Transcribe the records that follow in their entirety, omitting any pictures.

=== DATA FOR THIS TASK ===
## BEGIN
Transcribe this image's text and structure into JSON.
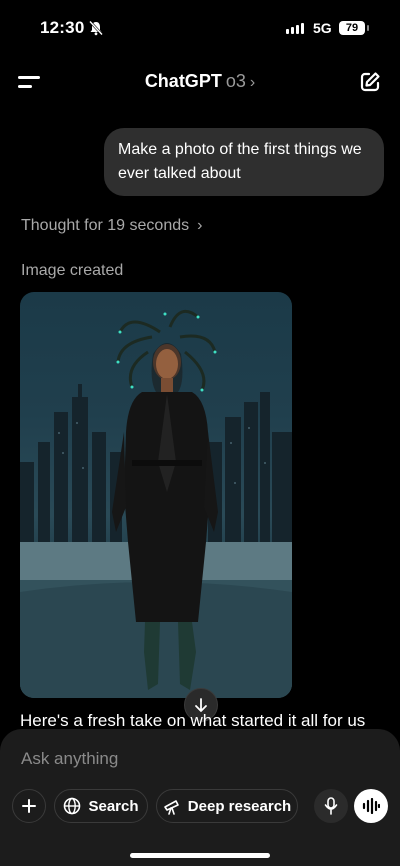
{
  "status": {
    "time": "12:30",
    "network": "5G",
    "battery": "79"
  },
  "header": {
    "title": "ChatGPT",
    "model": "o3",
    "chevron": "›"
  },
  "conversation": {
    "user_message": "Make a photo of the first things we ever talked about",
    "thought": "Thought for 19 seconds",
    "thought_chevron": "›",
    "image_status": "Image created",
    "assistant_reply": "Here's a fresh take on what started it all for us"
  },
  "composer": {
    "placeholder": "Ask anything",
    "search_label": "Search",
    "deep_research_label": "Deep research"
  },
  "icons": [
    "bell-slash-icon",
    "menu-icon",
    "new-chat-icon",
    "arrow-down-icon",
    "plus-icon",
    "globe-icon",
    "telescope-icon",
    "mic-icon",
    "voice-waveform-icon"
  ]
}
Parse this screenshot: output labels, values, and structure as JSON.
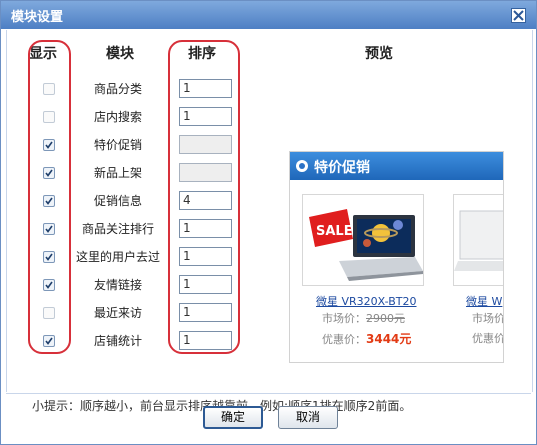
{
  "dialog": {
    "title": "模块设置"
  },
  "columns": {
    "show": "显示",
    "module": "模块",
    "order": "排序",
    "preview": "预览"
  },
  "modules": [
    {
      "name": "商品分类",
      "checked": false,
      "order": "1",
      "order_disabled": false
    },
    {
      "name": "店内搜索",
      "checked": false,
      "order": "1",
      "order_disabled": false
    },
    {
      "name": "特价促销",
      "checked": true,
      "order": "",
      "order_disabled": true
    },
    {
      "name": "新品上架",
      "checked": true,
      "order": "",
      "order_disabled": true
    },
    {
      "name": "促销信息",
      "checked": true,
      "order": "4",
      "order_disabled": false
    },
    {
      "name": "商品关注排行",
      "checked": true,
      "order": "1",
      "order_disabled": false
    },
    {
      "name": "这里的用户去过",
      "checked": true,
      "order": "1",
      "order_disabled": false
    },
    {
      "name": "友情链接",
      "checked": true,
      "order": "1",
      "order_disabled": false
    },
    {
      "name": "最近来访",
      "checked": false,
      "order": "1",
      "order_disabled": false
    },
    {
      "name": "店铺统计",
      "checked": true,
      "order": "1",
      "order_disabled": false
    }
  ],
  "preview": {
    "header": "特价促销",
    "products": [
      {
        "name": "微星 VR320X-BT20",
        "market_label": "市场价：",
        "market_price": "2900元",
        "sale_label": "优惠价：",
        "sale_price": "3444元",
        "badge": "SALE"
      },
      {
        "name": "微星 W",
        "market_label": "市场价",
        "market_price": "",
        "sale_label": "优惠价",
        "sale_price": ""
      }
    ]
  },
  "hint": "小提示：顺序越小，前台显示排序越靠前。例如:顺序1排在顺序2前面。",
  "buttons": {
    "ok": "确定",
    "cancel": "取消"
  },
  "colors": {
    "title_bar": "#4d7fc4",
    "highlight_oval": "#d7303a",
    "preview_header": "#1f67b9",
    "sale_price": "#e23a14"
  }
}
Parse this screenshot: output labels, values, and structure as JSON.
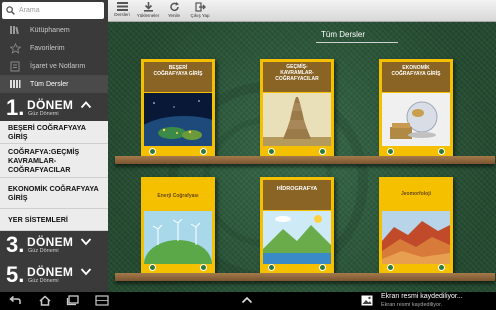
{
  "search": {
    "placeholder": "Arama"
  },
  "menu": [
    {
      "label": "Kütüphanem",
      "icon": "library-icon"
    },
    {
      "label": "Favorilerim",
      "icon": "star-icon"
    },
    {
      "label": "İşaret ve Notlarım",
      "icon": "bookmark-icon"
    },
    {
      "label": "Tüm Dersler",
      "icon": "all-courses-icon",
      "active": true
    }
  ],
  "semesters": [
    {
      "number": "1.",
      "label": "DÖNEM",
      "sub": "Güz Dönemi",
      "expanded": true
    },
    {
      "number": "3.",
      "label": "DÖNEM",
      "sub": "Güz Dönemi",
      "expanded": false
    },
    {
      "number": "5.",
      "label": "DÖNEM",
      "sub": "Güz Dönemi",
      "expanded": false
    }
  ],
  "courses": [
    "BEŞERİ COĞRAFYAYA GİRİŞ",
    "COĞRAFYA:GEÇMİŞ KAVRAMLAR-COĞRAFYACILAR",
    "EKONOMİK COĞRAFYAYA GİRİŞ",
    "YER SİSTEMLERİ"
  ],
  "toolbar": {
    "items": [
      {
        "label": "Dersleri",
        "icon": "list-icon"
      },
      {
        "label": "Yüklemeler",
        "icon": "download-icon"
      },
      {
        "label": "Yenile",
        "icon": "refresh-icon"
      },
      {
        "label": "Çıkış Yap",
        "icon": "logout-icon"
      }
    ]
  },
  "main": {
    "section_title": "Tüm Dersler"
  },
  "books": [
    {
      "title": "BEŞERİ\nCOĞRAFYAYA GİRİŞ",
      "picture": "earth-at-night"
    },
    {
      "title": "GEÇMİŞ-\nKAVRAMLAR-\nCOĞRAFYACILAR",
      "picture": "tower-of-babel"
    },
    {
      "title": "EKONOMİK\nCOĞRAFYAYA GİRİŞ",
      "picture": "glass-globe"
    },
    {
      "title": "Enerji Coğrafyası",
      "picture": "green-planet-wind-turbines"
    },
    {
      "title": "HİDROGRAFYA",
      "picture": "water-cycle"
    },
    {
      "title": "Jeomorfoloji",
      "picture": "red-rock-hills"
    }
  ],
  "notification": {
    "title": "Ekran resmi kaydediliyor...",
    "subtitle": "Ekran resmi kaydediliyor."
  },
  "colors": {
    "sidebar": "#3a3a3a",
    "course_bg": "#ececec",
    "book_yellow": "#f4c000",
    "book_band": "#8a6424",
    "shelf": "#8f6a3e"
  }
}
## END
=== WRITTEN RESPONSE ===
Transcribe this image's text and structure into JSON.
{
  "status": {
    "time": "12:30",
    "network": "5G",
    "battery": "79"
  },
  "header": {
    "title": "ChatGPT",
    "model": "o3",
    "chevron": "›"
  },
  "conversation": {
    "user_message": "Make a photo of the first things we ever talked about",
    "thought": "Thought for 19 seconds",
    "thought_chevron": "›",
    "image_status": "Image created",
    "assistant_reply": "Here's a fresh take on what started it all for us"
  },
  "composer": {
    "placeholder": "Ask anything",
    "search_label": "Search",
    "deep_research_label": "Deep research"
  },
  "icons": [
    "bell-slash-icon",
    "menu-icon",
    "new-chat-icon",
    "arrow-down-icon",
    "plus-icon",
    "globe-icon",
    "telescope-icon",
    "mic-icon",
    "voice-waveform-icon"
  ]
}
Parse this screenshot: output labels, values, and structure as JSON.
{
  "dialog": {
    "title": "模块设置"
  },
  "columns": {
    "show": "显示",
    "module": "模块",
    "order": "排序",
    "preview": "预览"
  },
  "modules": [
    {
      "name": "商品分类",
      "checked": false,
      "order": "1",
      "order_disabled": false
    },
    {
      "name": "店内搜索",
      "checked": false,
      "order": "1",
      "order_disabled": false
    },
    {
      "name": "特价促销",
      "checked": true,
      "order": "",
      "order_disabled": true
    },
    {
      "name": "新品上架",
      "checked": true,
      "order": "",
      "order_disabled": true
    },
    {
      "name": "促销信息",
      "checked": true,
      "order": "4",
      "order_disabled": false
    },
    {
      "name": "商品关注排行",
      "checked": true,
      "order": "1",
      "order_disabled": false
    },
    {
      "name": "这里的用户去过",
      "checked": true,
      "order": "1",
      "order_disabled": false
    },
    {
      "name": "友情链接",
      "checked": true,
      "order": "1",
      "order_disabled": false
    },
    {
      "name": "最近来访",
      "checked": false,
      "order": "1",
      "order_disabled": false
    },
    {
      "name": "店铺统计",
      "checked": true,
      "order": "1",
      "order_disabled": false
    }
  ],
  "preview": {
    "header": "特价促销",
    "products": [
      {
        "name": "微星 VR320X-BT20",
        "market_label": "市场价：",
        "market_price": "2900元",
        "sale_label": "优惠价：",
        "sale_price": "3444元",
        "badge": "SALE"
      },
      {
        "name": "微星 W",
        "market_label": "市场价",
        "market_price": "",
        "sale_label": "优惠价",
        "sale_price": ""
      }
    ]
  },
  "hint": "小提示：顺序越小，前台显示排序越靠前。例如:顺序1排在顺序2前面。",
  "buttons": {
    "ok": "确定",
    "cancel": "取消"
  },
  "colors": {
    "title_bar": "#4d7fc4",
    "highlight_oval": "#d7303a",
    "preview_header": "#1f67b9",
    "sale_price": "#e23a14"
  }
}
Parse this screenshot: output labels, values, and structure as JSON.
{
  "search": {
    "placeholder": "Arama"
  },
  "menu": [
    {
      "label": "Kütüphanem",
      "icon": "library-icon"
    },
    {
      "label": "Favorilerim",
      "icon": "star-icon"
    },
    {
      "label": "İşaret ve Notlarım",
      "icon": "bookmark-icon"
    },
    {
      "label": "Tüm Dersler",
      "icon": "all-courses-icon",
      "active": true
    }
  ],
  "semesters": [
    {
      "number": "1.",
      "label": "DÖNEM",
      "sub": "Güz Dönemi",
      "expanded": true
    },
    {
      "number": "3.",
      "label": "DÖNEM",
      "sub": "Güz Dönemi",
      "expanded": false
    },
    {
      "number": "5.",
      "label": "DÖNEM",
      "sub": "Güz Dönemi",
      "expanded": false
    }
  ],
  "courses": [
    "BEŞERİ COĞRAFYAYA GİRİŞ",
    "COĞRAFYA:GEÇMİŞ KAVRAMLAR-COĞRAFYACILAR",
    "EKONOMİK COĞRAFYAYA GİRİŞ",
    "YER SİSTEMLERİ"
  ],
  "toolbar": {
    "items": [
      {
        "label": "Dersleri",
        "icon": "list-icon"
      },
      {
        "label": "Yüklemeler",
        "icon": "download-icon"
      },
      {
        "label": "Yenile",
        "icon": "refresh-icon"
      },
      {
        "label": "Çıkış Yap",
        "icon": "logout-icon"
      }
    ]
  },
  "main": {
    "section_title": "Tüm Dersler"
  },
  "books": [
    {
      "title": "BEŞERİ\nCOĞRAFYAYA GİRİŞ",
      "picture": "earth-at-night"
    },
    {
      "title": "GEÇMİŞ-\nKAVRAMLAR-\nCOĞRAFYACILAR",
      "picture": "tower-of-babel"
    },
    {
      "title": "EKONOMİK\nCOĞRAFYAYA GİRİŞ",
      "picture": "glass-globe"
    },
    {
      "title": "Enerji Coğrafyası",
      "picture": "green-planet-wind-turbines"
    },
    {
      "title": "HİDROGRAFYA",
      "picture": "water-cycle"
    },
    {
      "title": "Jeomorfoloji",
      "picture": "red-rock-hills"
    }
  ],
  "notification": {
    "title": "Ekran resmi kaydediliyor...",
    "subtitle": "Ekran resmi kaydediliyor."
  },
  "colors": {
    "sidebar": "#3a3a3a",
    "course_bg": "#ececec",
    "book_yellow": "#f4c000",
    "book_band": "#8a6424",
    "shelf": "#8f6a3e"
  }
}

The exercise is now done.